----- Provided records

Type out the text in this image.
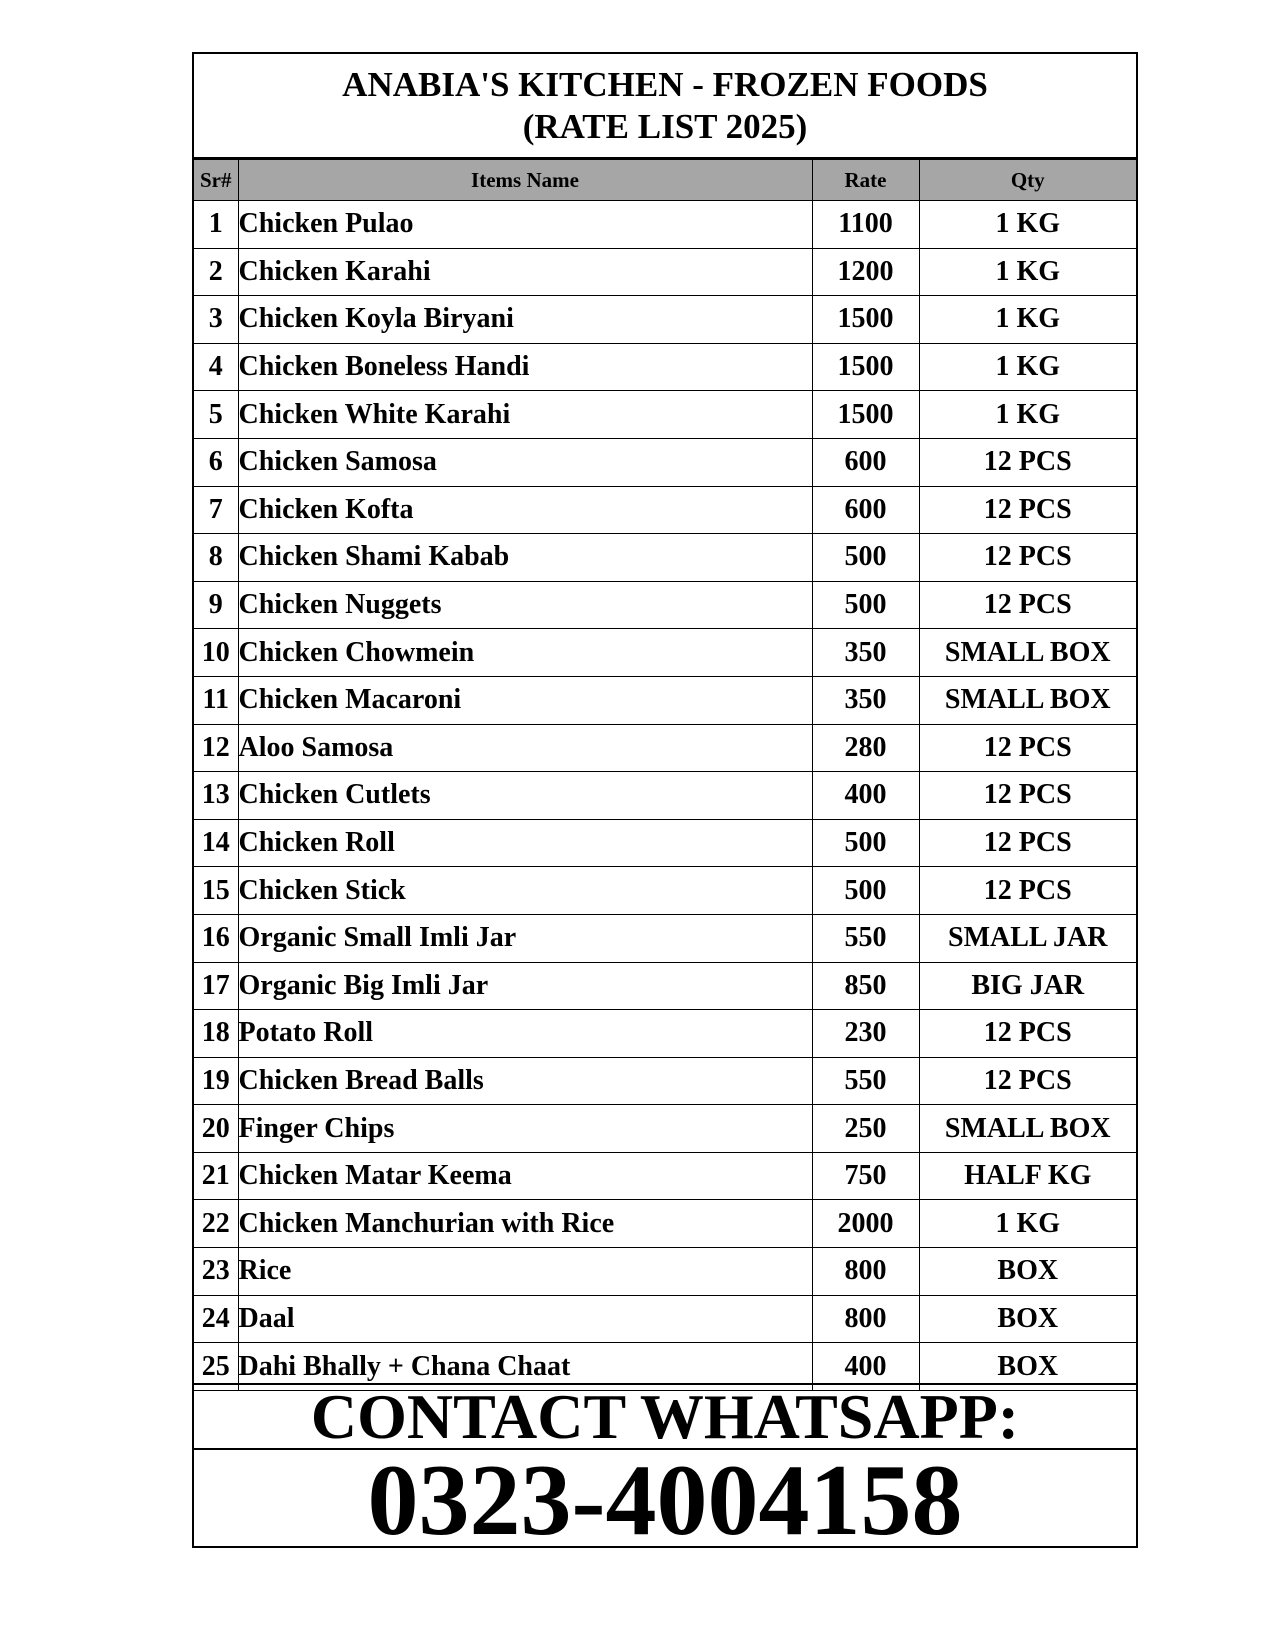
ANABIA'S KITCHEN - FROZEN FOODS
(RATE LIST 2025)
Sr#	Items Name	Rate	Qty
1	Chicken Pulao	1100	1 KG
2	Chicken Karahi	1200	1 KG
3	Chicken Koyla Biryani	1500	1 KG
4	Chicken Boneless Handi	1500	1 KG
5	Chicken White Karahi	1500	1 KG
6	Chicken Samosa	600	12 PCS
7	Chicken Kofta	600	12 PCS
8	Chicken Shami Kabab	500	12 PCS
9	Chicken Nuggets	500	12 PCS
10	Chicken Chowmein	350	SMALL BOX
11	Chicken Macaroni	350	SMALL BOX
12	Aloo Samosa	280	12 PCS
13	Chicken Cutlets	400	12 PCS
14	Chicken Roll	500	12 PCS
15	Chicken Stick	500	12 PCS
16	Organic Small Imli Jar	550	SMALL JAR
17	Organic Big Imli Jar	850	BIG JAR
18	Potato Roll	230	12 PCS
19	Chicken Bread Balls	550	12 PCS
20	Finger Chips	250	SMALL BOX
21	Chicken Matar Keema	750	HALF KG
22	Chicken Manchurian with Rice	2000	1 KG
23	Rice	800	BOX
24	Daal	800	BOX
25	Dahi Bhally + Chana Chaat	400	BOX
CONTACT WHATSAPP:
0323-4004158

----------
----- Provided records

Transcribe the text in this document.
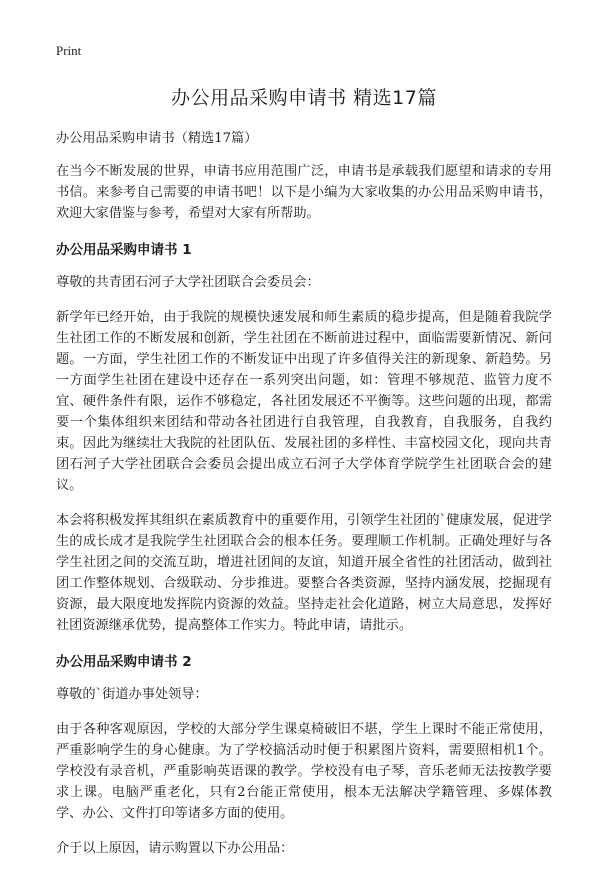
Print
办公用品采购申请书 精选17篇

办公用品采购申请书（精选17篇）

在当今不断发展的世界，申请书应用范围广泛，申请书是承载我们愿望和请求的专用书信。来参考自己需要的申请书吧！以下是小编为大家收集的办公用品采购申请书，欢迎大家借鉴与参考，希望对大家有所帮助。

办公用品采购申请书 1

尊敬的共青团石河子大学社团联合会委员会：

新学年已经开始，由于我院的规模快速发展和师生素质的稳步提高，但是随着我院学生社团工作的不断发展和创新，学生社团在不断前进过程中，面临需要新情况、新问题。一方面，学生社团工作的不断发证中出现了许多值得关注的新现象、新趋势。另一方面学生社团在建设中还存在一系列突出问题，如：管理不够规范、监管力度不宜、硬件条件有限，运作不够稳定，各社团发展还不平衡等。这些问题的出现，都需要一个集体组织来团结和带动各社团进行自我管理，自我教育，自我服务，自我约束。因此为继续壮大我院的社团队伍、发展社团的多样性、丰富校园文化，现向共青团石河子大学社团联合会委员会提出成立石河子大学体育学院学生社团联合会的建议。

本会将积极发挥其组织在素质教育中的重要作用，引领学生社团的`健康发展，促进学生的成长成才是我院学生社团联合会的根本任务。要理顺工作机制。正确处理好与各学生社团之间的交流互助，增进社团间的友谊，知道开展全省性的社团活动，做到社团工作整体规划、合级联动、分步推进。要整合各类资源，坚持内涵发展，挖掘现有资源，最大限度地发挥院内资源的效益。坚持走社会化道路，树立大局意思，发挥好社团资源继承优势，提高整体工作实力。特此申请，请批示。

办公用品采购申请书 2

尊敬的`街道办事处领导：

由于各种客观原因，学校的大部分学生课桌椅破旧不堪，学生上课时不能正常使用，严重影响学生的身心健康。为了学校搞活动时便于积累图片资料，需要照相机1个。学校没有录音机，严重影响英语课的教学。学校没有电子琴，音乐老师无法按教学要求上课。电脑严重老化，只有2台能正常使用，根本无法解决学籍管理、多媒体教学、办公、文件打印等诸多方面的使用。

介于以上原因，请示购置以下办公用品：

----------

#### [Work to be completed]
Copy each line of the listing that contains the string "SMALL".

#### [Expected answer]
10	Chicken Chowmein	350	SMALL BOX
11	Chicken Macaroni	350	SMALL BOX
16	Organic Small Imli Jar	550	SMALL JAR
20	Finger Chips	250	SMALL BOX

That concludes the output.